Repeat the listing word for word. No pictures belong in the copy.

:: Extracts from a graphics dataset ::
══════

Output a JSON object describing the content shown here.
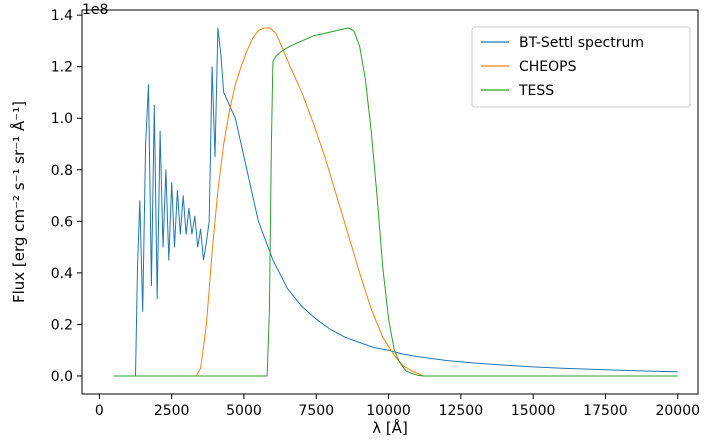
{
  "chart_data": {
    "type": "line",
    "title": "",
    "xlabel": "λ [Å]",
    "ylabel": "Flux [erg cm⁻² s⁻¹ sr⁻¹ Å⁻¹]",
    "y_offset_label": "1e8",
    "xlim": [
      -600,
      20700
    ],
    "ylim": [
      -0.07,
      1.42
    ],
    "x_ticks": [
      0,
      2500,
      5000,
      7500,
      10000,
      12500,
      15000,
      17500,
      20000
    ],
    "x_tick_labels": [
      "0",
      "2500",
      "5000",
      "7500",
      "10000",
      "12500",
      "15000",
      "17500",
      "20000"
    ],
    "y_ticks": [
      0,
      0.2,
      0.4,
      0.6,
      0.8,
      1.0,
      1.2,
      1.4
    ],
    "y_tick_labels": [
      "0.0",
      "0.2",
      "0.4",
      "0.6",
      "0.8",
      "1.0",
      "1.2",
      "1.4"
    ],
    "grid": false,
    "legend_position": "top-right",
    "series": [
      {
        "name": "BT-Settl spectrum",
        "color": "#1f77b4",
        "x": [
          500,
          1250,
          1320,
          1400,
          1500,
          1600,
          1700,
          1800,
          1900,
          2000,
          2100,
          2200,
          2300,
          2400,
          2500,
          2600,
          2700,
          2800,
          2900,
          3000,
          3100,
          3200,
          3300,
          3400,
          3500,
          3600,
          3700,
          3800,
          3900,
          4000,
          4100,
          4200,
          4300,
          4500,
          4700,
          5000,
          5500,
          6000,
          6500,
          7000,
          7500,
          8000,
          8500,
          9000,
          9500,
          10000,
          10500,
          11000,
          12000,
          13000,
          14000,
          15000,
          16000,
          17000,
          18000,
          19000,
          20000
        ],
        "y": [
          0.0,
          0.0,
          0.42,
          0.68,
          0.25,
          0.9,
          1.13,
          0.35,
          1.05,
          0.3,
          0.95,
          0.5,
          0.8,
          0.45,
          0.75,
          0.5,
          0.72,
          0.55,
          0.7,
          0.55,
          0.65,
          0.55,
          0.62,
          0.5,
          0.57,
          0.45,
          0.52,
          0.6,
          1.2,
          0.85,
          1.35,
          1.25,
          1.1,
          1.05,
          1.0,
          0.85,
          0.6,
          0.45,
          0.34,
          0.27,
          0.22,
          0.18,
          0.15,
          0.13,
          0.11,
          0.1,
          0.085,
          0.075,
          0.06,
          0.05,
          0.042,
          0.035,
          0.03,
          0.026,
          0.022,
          0.019,
          0.016
        ]
      },
      {
        "name": "CHEOPS",
        "color": "#ff7f0e",
        "x": [
          500,
          3350,
          3500,
          3700,
          3900,
          4100,
          4300,
          4500,
          4700,
          4900,
          5100,
          5300,
          5500,
          5700,
          5900,
          6100,
          6300,
          6600,
          7000,
          7400,
          7800,
          8200,
          8600,
          9000,
          9400,
          9800,
          10200,
          10500,
          10800,
          11000,
          11200,
          20000
        ],
        "y": [
          0.0,
          0.0,
          0.03,
          0.2,
          0.48,
          0.72,
          0.9,
          1.03,
          1.13,
          1.2,
          1.26,
          1.31,
          1.34,
          1.35,
          1.35,
          1.33,
          1.28,
          1.2,
          1.1,
          0.98,
          0.85,
          0.7,
          0.55,
          0.4,
          0.26,
          0.15,
          0.08,
          0.04,
          0.02,
          0.01,
          0.0,
          0.0
        ]
      },
      {
        "name": "TESS",
        "color": "#2ca02c",
        "x": [
          500,
          5800,
          5880,
          5950,
          6000,
          6100,
          6300,
          6600,
          7000,
          7400,
          7800,
          8200,
          8600,
          8800,
          9000,
          9200,
          9400,
          9600,
          9800,
          10000,
          10200,
          10400,
          10600,
          10800,
          11000,
          11200,
          20000
        ],
        "y": [
          0.0,
          0.0,
          0.25,
          0.9,
          1.22,
          1.24,
          1.26,
          1.28,
          1.3,
          1.32,
          1.33,
          1.34,
          1.35,
          1.34,
          1.28,
          1.15,
          0.95,
          0.7,
          0.42,
          0.22,
          0.1,
          0.05,
          0.02,
          0.01,
          0.003,
          0.0,
          0.0
        ]
      }
    ]
  }
}
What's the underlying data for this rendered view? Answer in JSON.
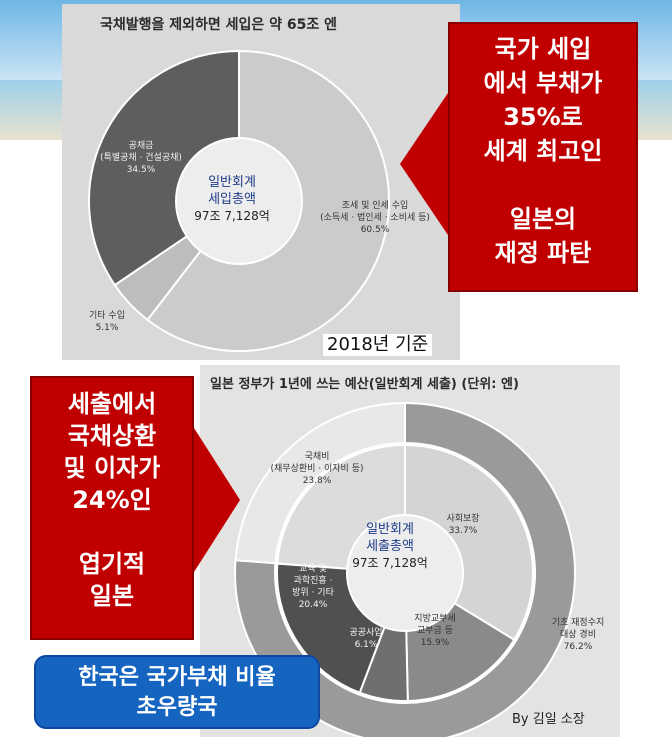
{
  "chart_data": [
    {
      "type": "pie",
      "title": "국채발행을 제외하면 세입은 약 65조 엔",
      "center_text": [
        "일반회계",
        "세입총액",
        "97조 7,128억"
      ],
      "slices": [
        {
          "label_lines": [
            "조세 및 인세 수입",
            "(소득세 · 법인세 · 소비세 등)"
          ],
          "pct_text": "60.5%",
          "value": 60.5
        },
        {
          "label_lines": [
            "기타 수입"
          ],
          "pct_text": "5.1%",
          "value": 5.1
        },
        {
          "label_lines": [
            "공채금",
            "(특별공채 · 건설공채)"
          ],
          "pct_text": "34.5%",
          "value": 34.5
        }
      ],
      "colors": [
        "#cbcbcb",
        "#bdbdbd",
        "#5e5e5e"
      ]
    },
    {
      "type": "pie",
      "title": "일본 정부가 1년에 쓰는 예산(일반회계 세출) (단위: 엔)",
      "center_text": [
        "일반회계",
        "세출총액",
        "97조 7,128억"
      ],
      "inner_slices": [
        {
          "label_lines": [
            "사회보장"
          ],
          "pct_text": "33.7%",
          "value": 33.7
        },
        {
          "label_lines": [
            "지방교부세",
            "교부금 등"
          ],
          "pct_text": "15.9%",
          "value": 15.9
        },
        {
          "label_lines": [
            "공공사업"
          ],
          "pct_text": "6.1%",
          "value": 6.1
        },
        {
          "label_lines": [
            "교육 및",
            "과학진흥 ·",
            "방위 · 기타"
          ],
          "pct_text": "20.4%",
          "value": 20.4
        },
        {
          "label_lines": [
            "국채비",
            "(채무상환비 · 이자비 등)"
          ],
          "pct_text": "23.8%",
          "value": 23.8
        }
      ],
      "outer_slices": [
        {
          "label_lines": [
            "기초 재정수지",
            "대상 경비"
          ],
          "pct_text": "76.2%",
          "value": 76.2
        },
        {
          "label_lines": [],
          "pct_text": "",
          "value": 23.8
        }
      ],
      "colors": [
        "#d4d4d4",
        "#8a8a8a",
        "#6f6f6f",
        "#505050",
        "#dcdcdc"
      ]
    }
  ],
  "notes": {
    "year": "2018년 기준",
    "callout1": [
      "국가 세입",
      "에서 부채가",
      "35%로",
      "세계 최고인",
      "",
      "일본의",
      "재정 파탄"
    ],
    "callout2": [
      "세출에서",
      "국채상환",
      "및 이자가",
      "24%인",
      "",
      "엽기적",
      "일본"
    ],
    "korea": [
      "한국은 국가부채 비율",
      "초우량국"
    ],
    "byline": "By 김일 소장"
  },
  "colors": {
    "callout": "#c00000",
    "korea_box": "#1565c0"
  }
}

══════

:: Complete output ::
Output a JSON object describing the content shown here.
{
  "chart_data": {
    "type": "line",
    "title": "",
    "xlabel": "λ [Å]",
    "ylabel": "Flux [erg cm⁻² s⁻¹ sr⁻¹ Å⁻¹]",
    "y_offset_label": "1e8",
    "xlim": [
      -600,
      20700
    ],
    "ylim": [
      -0.07,
      1.42
    ],
    "x_ticks": [
      0,
      2500,
      5000,
      7500,
      10000,
      12500,
      15000,
      17500,
      20000
    ],
    "x_tick_labels": [
      "0",
      "2500",
      "5000",
      "7500",
      "10000",
      "12500",
      "15000",
      "17500",
      "20000"
    ],
    "y_ticks": [
      0,
      0.2,
      0.4,
      0.6,
      0.8,
      1.0,
      1.2,
      1.4
    ],
    "y_tick_labels": [
      "0.0",
      "0.2",
      "0.4",
      "0.6",
      "0.8",
      "1.0",
      "1.2",
      "1.4"
    ],
    "grid": false,
    "legend_position": "top-right",
    "series": [
      {
        "name": "BT-Settl spectrum",
        "color": "#1f77b4",
        "x": [
          500,
          1250,
          1320,
          1400,
          1500,
          1600,
          1700,
          1800,
          1900,
          2000,
          2100,
          2200,
          2300,
          2400,
          2500,
          2600,
          2700,
          2800,
          2900,
          3000,
          3100,
          3200,
          3300,
          3400,
          3500,
          3600,
          3700,
          3800,
          3900,
          4000,
          4100,
          4200,
          4300,
          4500,
          4700,
          5000,
          5500,
          6000,
          6500,
          7000,
          7500,
          8000,
          8500,
          9000,
          9500,
          10000,
          10500,
          11000,
          12000,
          13000,
          14000,
          15000,
          16000,
          17000,
          18000,
          19000,
          20000
        ],
        "y": [
          0.0,
          0.0,
          0.42,
          0.68,
          0.25,
          0.9,
          1.13,
          0.35,
          1.05,
          0.3,
          0.95,
          0.5,
          0.8,
          0.45,
          0.75,
          0.5,
          0.72,
          0.55,
          0.7,
          0.55,
          0.65,
          0.55,
          0.62,
          0.5,
          0.57,
          0.45,
          0.52,
          0.6,
          1.2,
          0.85,
          1.35,
          1.25,
          1.1,
          1.05,
          1.0,
          0.85,
          0.6,
          0.45,
          0.34,
          0.27,
          0.22,
          0.18,
          0.15,
          0.13,
          0.11,
          0.1,
          0.085,
          0.075,
          0.06,
          0.05,
          0.042,
          0.035,
          0.03,
          0.026,
          0.022,
          0.019,
          0.016
        ]
      },
      {
        "name": "CHEOPS",
        "color": "#ff7f0e",
        "x": [
          500,
          3350,
          3500,
          3700,
          3900,
          4100,
          4300,
          4500,
          4700,
          4900,
          5100,
          5300,
          5500,
          5700,
          5900,
          6100,
          6300,
          6600,
          7000,
          7400,
          7800,
          8200,
          8600,
          9000,
          9400,
          9800,
          10200,
          10500,
          10800,
          11000,
          11200,
          20000
        ],
        "y": [
          0.0,
          0.0,
          0.03,
          0.2,
          0.48,
          0.72,
          0.9,
          1.03,
          1.13,
          1.2,
          1.26,
          1.31,
          1.34,
          1.35,
          1.35,
          1.33,
          1.28,
          1.2,
          1.1,
          0.98,
          0.85,
          0.7,
          0.55,
          0.4,
          0.26,
          0.15,
          0.08,
          0.04,
          0.02,
          0.01,
          0.0,
          0.0
        ]
      },
      {
        "name": "TESS",
        "color": "#2ca02c",
        "x": [
          500,
          5800,
          5880,
          5950,
          6000,
          6100,
          6300,
          6600,
          7000,
          7400,
          7800,
          8200,
          8600,
          8800,
          9000,
          9200,
          9400,
          9600,
          9800,
          10000,
          10200,
          10400,
          10600,
          10800,
          11000,
          11200,
          20000
        ],
        "y": [
          0.0,
          0.0,
          0.25,
          0.9,
          1.22,
          1.24,
          1.26,
          1.28,
          1.3,
          1.32,
          1.33,
          1.34,
          1.35,
          1.34,
          1.28,
          1.15,
          0.95,
          0.7,
          0.42,
          0.22,
          0.1,
          0.05,
          0.02,
          0.01,
          0.003,
          0.0,
          0.0
        ]
      }
    ]
  }
}
What's the underlying data for this rendered view? Answer in JSON.
{
  "chart_data": [
    {
      "type": "pie",
      "title": "국채발행을 제외하면 세입은 약 65조 엔",
      "center_text": [
        "일반회계",
        "세입총액",
        "97조 7,128억"
      ],
      "slices": [
        {
          "label_lines": [
            "조세 및 인세 수입",
            "(소득세 · 법인세 · 소비세 등)"
          ],
          "pct_text": "60.5%",
          "value": 60.5
        },
        {
          "label_lines": [
            "기타 수입"
          ],
          "pct_text": "5.1%",
          "value": 5.1
        },
        {
          "label_lines": [
            "공채금",
            "(특별공채 · 건설공채)"
          ],
          "pct_text": "34.5%",
          "value": 34.5
        }
      ],
      "colors": [
        "#cbcbcb",
        "#bdbdbd",
        "#5e5e5e"
      ]
    },
    {
      "type": "pie",
      "title": "일본 정부가 1년에 쓰는 예산(일반회계 세출) (단위: 엔)",
      "center_text": [
        "일반회계",
        "세출총액",
        "97조 7,128억"
      ],
      "inner_slices": [
        {
          "label_lines": [
            "사회보장"
          ],
          "pct_text": "33.7%",
          "value": 33.7
        },
        {
          "label_lines": [
            "지방교부세",
            "교부금 등"
          ],
          "pct_text": "15.9%",
          "value": 15.9
        },
        {
          "label_lines": [
            "공공사업"
          ],
          "pct_text": "6.1%",
          "value": 6.1
        },
        {
          "label_lines": [
            "교육 및",
            "과학진흥 ·",
            "방위 · 기타"
          ],
          "pct_text": "20.4%",
          "value": 20.4
        },
        {
          "label_lines": [
            "국채비",
            "(채무상환비 · 이자비 등)"
          ],
          "pct_text": "23.8%",
          "value": 23.8
        }
      ],
      "outer_slices": [
        {
          "label_lines": [
            "기초 재정수지",
            "대상 경비"
          ],
          "pct_text": "76.2%",
          "value": 76.2
        },
        {
          "label_lines": [],
          "pct_text": "",
          "value": 23.8
        }
      ],
      "colors": [
        "#d4d4d4",
        "#8a8a8a",
        "#6f6f6f",
        "#505050",
        "#dcdcdc"
      ]
    }
  ],
  "notes": {
    "year": "2018년 기준",
    "callout1": [
      "국가 세입",
      "에서 부채가",
      "35%로",
      "세계 최고인",
      "",
      "일본의",
      "재정 파탄"
    ],
    "callout2": [
      "세출에서",
      "국채상환",
      "및 이자가",
      "24%인",
      "",
      "엽기적",
      "일본"
    ],
    "korea": [
      "한국은 국가부채 비율",
      "초우량국"
    ],
    "byline": "By 김일 소장"
  },
  "colors": {
    "callout": "#c00000",
    "korea_box": "#1565c0"
  }
}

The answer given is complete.